# What is required
Will you output all of the data below exactly, omitting the images?

# Data shown
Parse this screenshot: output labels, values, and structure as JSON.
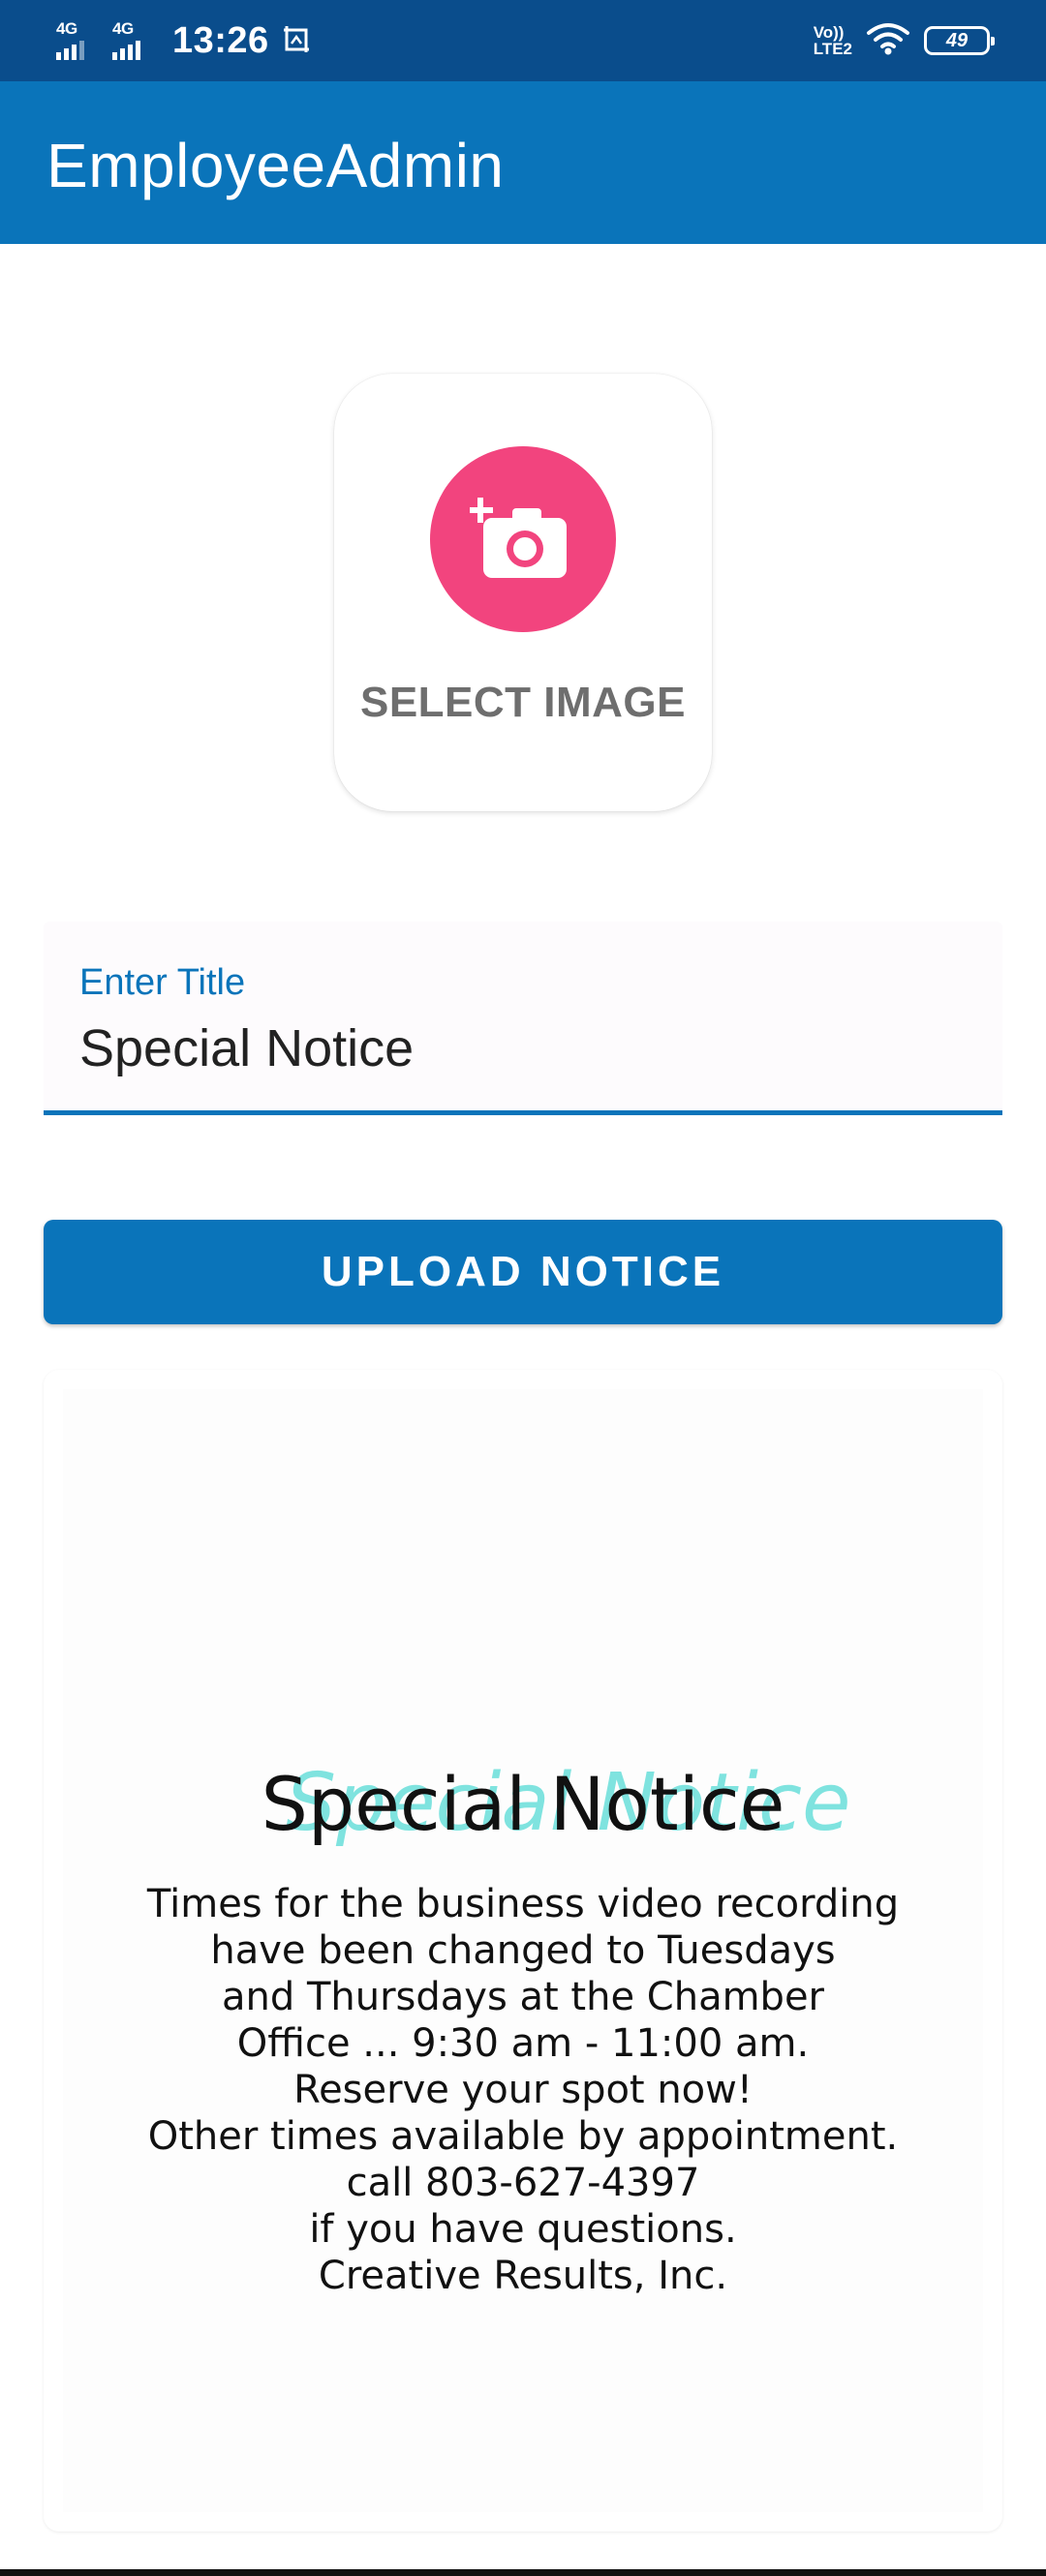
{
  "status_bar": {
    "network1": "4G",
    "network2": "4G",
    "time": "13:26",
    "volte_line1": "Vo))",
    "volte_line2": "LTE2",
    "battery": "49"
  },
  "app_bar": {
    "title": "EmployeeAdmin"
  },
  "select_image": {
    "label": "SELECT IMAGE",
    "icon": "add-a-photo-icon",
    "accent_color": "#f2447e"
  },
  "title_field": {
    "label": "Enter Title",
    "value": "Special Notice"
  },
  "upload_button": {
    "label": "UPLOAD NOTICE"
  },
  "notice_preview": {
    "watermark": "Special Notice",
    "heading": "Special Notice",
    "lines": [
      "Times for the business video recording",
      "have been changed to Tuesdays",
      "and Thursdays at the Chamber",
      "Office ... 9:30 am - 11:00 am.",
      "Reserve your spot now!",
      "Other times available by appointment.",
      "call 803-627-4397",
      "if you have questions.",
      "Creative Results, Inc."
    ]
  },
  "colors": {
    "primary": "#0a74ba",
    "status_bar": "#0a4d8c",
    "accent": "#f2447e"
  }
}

# Answer below
Parse this screenshot: output labels, values, and structure as JSON.
{
  "status_bar": {
    "network1": "4G",
    "network2": "4G",
    "time": "13:26",
    "volte_line1": "Vo))",
    "volte_line2": "LTE2",
    "battery": "49"
  },
  "app_bar": {
    "title": "EmployeeAdmin"
  },
  "select_image": {
    "label": "SELECT IMAGE",
    "icon": "add-a-photo-icon",
    "accent_color": "#f2447e"
  },
  "title_field": {
    "label": "Enter Title",
    "value": "Special Notice"
  },
  "upload_button": {
    "label": "UPLOAD NOTICE"
  },
  "notice_preview": {
    "watermark": "Special Notice",
    "heading": "Special Notice",
    "lines": [
      "Times for the business video recording",
      "have been changed to Tuesdays",
      "and Thursdays at the Chamber",
      "Office ... 9:30 am - 11:00 am.",
      "Reserve your spot now!",
      "Other times available by appointment.",
      "call 803-627-4397",
      "if you have questions.",
      "Creative Results, Inc."
    ]
  },
  "colors": {
    "primary": "#0a74ba",
    "status_bar": "#0a4d8c",
    "accent": "#f2447e"
  }
}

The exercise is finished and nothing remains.